## Stated problem
With the line containing "Decode this image" as the first line and the last line of the records as the final one, reproduce that range exactly.

** START **

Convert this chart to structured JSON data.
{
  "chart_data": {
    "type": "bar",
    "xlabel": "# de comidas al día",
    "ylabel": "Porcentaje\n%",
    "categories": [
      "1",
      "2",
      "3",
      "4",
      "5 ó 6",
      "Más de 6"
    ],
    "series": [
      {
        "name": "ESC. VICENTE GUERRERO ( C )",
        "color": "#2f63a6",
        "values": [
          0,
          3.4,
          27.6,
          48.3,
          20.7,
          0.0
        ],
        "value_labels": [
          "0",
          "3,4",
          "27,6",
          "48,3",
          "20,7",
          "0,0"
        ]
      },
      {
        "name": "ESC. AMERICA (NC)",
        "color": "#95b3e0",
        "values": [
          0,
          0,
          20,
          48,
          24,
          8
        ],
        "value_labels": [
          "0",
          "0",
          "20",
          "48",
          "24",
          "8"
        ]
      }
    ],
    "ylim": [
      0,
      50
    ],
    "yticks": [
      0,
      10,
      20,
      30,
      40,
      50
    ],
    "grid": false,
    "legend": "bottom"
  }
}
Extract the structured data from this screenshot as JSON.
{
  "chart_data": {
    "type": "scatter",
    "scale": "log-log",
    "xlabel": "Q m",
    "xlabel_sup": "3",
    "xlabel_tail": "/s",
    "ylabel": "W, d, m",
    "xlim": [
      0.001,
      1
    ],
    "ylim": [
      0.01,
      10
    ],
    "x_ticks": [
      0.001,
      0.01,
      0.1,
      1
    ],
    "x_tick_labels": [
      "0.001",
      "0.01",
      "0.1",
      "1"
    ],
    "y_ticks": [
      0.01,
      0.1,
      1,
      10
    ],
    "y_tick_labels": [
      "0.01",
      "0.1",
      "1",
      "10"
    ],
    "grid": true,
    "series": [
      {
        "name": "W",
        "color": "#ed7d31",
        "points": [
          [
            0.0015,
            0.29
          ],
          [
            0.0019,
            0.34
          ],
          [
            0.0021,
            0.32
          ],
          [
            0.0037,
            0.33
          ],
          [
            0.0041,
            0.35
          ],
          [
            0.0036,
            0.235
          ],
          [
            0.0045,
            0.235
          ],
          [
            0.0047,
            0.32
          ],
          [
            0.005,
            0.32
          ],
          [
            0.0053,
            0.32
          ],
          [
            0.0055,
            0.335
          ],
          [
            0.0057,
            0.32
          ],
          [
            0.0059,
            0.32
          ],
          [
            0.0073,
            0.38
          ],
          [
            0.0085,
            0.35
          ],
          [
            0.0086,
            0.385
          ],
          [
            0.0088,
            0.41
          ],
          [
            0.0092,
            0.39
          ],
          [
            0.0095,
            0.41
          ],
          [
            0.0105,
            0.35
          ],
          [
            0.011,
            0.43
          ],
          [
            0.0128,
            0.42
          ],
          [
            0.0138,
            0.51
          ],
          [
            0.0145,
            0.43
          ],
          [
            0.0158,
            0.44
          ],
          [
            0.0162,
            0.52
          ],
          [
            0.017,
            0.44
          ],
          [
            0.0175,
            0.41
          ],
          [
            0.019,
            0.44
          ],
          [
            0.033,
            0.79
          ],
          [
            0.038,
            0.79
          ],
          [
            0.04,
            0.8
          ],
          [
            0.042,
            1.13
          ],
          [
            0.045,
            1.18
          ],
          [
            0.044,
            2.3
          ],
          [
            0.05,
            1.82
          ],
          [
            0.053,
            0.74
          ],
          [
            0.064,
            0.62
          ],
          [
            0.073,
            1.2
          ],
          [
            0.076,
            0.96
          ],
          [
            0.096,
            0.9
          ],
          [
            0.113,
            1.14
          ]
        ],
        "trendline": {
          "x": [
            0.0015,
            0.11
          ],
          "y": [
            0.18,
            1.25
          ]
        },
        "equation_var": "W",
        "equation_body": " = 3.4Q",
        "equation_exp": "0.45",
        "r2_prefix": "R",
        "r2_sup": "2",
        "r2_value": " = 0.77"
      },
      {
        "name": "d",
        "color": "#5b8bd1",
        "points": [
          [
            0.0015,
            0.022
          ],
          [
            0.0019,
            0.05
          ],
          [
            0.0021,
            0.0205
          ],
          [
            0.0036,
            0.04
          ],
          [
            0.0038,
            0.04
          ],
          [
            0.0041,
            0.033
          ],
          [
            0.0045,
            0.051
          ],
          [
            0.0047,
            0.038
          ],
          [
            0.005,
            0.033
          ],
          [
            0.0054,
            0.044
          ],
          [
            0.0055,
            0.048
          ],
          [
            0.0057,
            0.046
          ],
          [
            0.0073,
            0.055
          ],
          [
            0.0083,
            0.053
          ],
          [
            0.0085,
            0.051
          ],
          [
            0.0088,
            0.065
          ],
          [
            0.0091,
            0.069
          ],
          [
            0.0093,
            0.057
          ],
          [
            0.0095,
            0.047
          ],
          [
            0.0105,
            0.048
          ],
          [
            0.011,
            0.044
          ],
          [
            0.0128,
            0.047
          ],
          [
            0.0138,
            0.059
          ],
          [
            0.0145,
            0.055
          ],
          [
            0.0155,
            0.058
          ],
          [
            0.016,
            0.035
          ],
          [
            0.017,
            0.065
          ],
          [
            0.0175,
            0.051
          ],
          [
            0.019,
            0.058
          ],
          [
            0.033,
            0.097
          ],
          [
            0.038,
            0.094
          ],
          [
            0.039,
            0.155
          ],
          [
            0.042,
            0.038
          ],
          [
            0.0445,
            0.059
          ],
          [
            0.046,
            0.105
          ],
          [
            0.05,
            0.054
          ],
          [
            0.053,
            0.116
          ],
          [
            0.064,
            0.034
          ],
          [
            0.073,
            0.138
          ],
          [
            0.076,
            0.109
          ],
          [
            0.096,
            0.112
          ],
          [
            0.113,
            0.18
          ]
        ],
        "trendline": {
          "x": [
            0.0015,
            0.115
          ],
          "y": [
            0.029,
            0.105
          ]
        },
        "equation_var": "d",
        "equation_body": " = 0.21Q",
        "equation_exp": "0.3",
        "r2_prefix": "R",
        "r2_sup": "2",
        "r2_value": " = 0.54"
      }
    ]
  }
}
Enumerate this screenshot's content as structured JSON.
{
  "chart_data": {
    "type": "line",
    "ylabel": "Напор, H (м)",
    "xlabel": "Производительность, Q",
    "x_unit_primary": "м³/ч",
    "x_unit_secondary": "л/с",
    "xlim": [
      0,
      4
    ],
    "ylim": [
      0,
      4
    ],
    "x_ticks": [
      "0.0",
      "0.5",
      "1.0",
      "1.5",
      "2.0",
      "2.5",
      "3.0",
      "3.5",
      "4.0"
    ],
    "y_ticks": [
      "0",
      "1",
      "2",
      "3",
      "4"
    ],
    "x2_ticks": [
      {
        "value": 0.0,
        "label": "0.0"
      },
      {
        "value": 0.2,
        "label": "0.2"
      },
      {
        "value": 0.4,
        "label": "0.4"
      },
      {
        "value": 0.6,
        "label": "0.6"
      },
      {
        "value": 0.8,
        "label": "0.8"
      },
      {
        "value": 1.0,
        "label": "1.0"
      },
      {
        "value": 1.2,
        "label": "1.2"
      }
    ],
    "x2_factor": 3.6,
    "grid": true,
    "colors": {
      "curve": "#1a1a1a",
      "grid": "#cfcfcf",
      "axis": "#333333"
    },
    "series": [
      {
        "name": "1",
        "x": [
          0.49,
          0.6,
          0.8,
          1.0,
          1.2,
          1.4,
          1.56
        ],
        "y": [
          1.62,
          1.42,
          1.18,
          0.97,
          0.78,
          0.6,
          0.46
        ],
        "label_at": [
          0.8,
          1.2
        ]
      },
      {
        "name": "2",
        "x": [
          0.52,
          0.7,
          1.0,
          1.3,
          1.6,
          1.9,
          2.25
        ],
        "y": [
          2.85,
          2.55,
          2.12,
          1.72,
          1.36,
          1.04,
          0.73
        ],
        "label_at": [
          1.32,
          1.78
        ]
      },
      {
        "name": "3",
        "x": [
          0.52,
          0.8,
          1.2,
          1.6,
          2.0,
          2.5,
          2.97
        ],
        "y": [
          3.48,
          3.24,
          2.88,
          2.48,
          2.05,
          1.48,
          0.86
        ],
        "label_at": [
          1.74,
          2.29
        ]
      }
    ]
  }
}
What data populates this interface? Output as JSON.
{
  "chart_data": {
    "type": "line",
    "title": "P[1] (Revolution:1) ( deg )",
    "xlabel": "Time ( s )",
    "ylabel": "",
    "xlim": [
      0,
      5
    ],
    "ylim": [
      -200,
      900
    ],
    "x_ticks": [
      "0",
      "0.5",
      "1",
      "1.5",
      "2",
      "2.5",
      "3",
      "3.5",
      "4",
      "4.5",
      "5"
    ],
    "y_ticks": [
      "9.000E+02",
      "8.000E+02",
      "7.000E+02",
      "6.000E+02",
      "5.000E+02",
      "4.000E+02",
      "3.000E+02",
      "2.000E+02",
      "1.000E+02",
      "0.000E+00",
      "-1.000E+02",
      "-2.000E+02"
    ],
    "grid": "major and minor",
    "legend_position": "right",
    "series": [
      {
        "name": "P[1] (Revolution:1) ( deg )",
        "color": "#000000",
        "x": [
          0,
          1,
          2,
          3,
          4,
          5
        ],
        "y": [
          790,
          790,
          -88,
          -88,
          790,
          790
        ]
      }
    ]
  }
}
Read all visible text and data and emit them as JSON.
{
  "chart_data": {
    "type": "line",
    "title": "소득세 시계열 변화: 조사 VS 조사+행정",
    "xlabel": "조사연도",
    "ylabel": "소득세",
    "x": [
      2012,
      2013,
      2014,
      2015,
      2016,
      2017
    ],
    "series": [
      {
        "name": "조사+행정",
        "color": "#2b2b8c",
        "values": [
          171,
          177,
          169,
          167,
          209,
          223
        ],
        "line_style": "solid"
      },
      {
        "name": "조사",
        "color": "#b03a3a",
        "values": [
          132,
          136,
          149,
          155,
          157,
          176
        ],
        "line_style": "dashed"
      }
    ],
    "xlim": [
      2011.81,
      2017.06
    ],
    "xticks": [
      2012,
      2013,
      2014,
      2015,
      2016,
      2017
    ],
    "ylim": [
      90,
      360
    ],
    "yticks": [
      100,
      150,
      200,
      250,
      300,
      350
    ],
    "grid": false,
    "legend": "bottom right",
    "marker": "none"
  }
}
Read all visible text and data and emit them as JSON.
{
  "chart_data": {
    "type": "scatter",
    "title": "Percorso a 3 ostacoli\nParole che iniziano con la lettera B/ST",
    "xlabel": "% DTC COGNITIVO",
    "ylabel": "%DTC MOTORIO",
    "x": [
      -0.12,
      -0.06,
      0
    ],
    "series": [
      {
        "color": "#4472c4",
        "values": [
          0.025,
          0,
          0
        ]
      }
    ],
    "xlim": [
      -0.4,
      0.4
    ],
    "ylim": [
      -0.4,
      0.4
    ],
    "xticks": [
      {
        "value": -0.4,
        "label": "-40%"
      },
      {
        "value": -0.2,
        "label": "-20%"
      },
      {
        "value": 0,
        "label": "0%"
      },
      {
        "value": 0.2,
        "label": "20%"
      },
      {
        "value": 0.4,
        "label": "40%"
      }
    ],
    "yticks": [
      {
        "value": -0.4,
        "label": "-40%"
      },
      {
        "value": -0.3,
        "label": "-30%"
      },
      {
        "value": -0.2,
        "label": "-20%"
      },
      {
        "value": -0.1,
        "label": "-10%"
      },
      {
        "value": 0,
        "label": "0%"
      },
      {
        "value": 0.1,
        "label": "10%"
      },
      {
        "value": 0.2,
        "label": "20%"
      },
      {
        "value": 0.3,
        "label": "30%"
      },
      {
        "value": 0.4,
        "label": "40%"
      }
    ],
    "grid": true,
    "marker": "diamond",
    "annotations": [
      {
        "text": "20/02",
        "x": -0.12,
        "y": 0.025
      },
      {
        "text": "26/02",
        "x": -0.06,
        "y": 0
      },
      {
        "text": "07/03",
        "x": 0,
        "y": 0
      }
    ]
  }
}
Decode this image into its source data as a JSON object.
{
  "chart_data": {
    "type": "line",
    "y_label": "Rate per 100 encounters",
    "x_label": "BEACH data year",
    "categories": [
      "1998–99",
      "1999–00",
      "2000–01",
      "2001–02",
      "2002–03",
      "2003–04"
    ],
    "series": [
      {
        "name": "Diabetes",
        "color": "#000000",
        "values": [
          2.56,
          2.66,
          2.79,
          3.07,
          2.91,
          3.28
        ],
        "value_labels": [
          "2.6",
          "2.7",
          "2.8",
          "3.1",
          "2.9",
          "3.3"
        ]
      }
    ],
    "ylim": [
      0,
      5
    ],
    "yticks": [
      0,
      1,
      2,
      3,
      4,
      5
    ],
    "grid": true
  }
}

** END **

## Finished task
Decode this image into its source data as a JSON object.
{
  "chart_data": {
    "type": "line",
    "y_label": "Rate per 100 encounters",
    "x_label": "BEACH data year",
    "categories": [
      "1998–99",
      "1999–00",
      "2000–01",
      "2001–02",
      "2002–03",
      "2003–04"
    ],
    "series": [
      {
        "name": "Diabetes",
        "color": "#000000",
        "values": [
          2.56,
          2.66,
          2.79,
          3.07,
          2.91,
          3.28
        ],
        "value_labels": [
          "2.6",
          "2.7",
          "2.8",
          "3.1",
          "2.9",
          "3.3"
        ]
      }
    ],
    "ylim": [
      0,
      5
    ],
    "yticks": [
      0,
      1,
      2,
      3,
      4,
      5
    ],
    "grid": true
  }
}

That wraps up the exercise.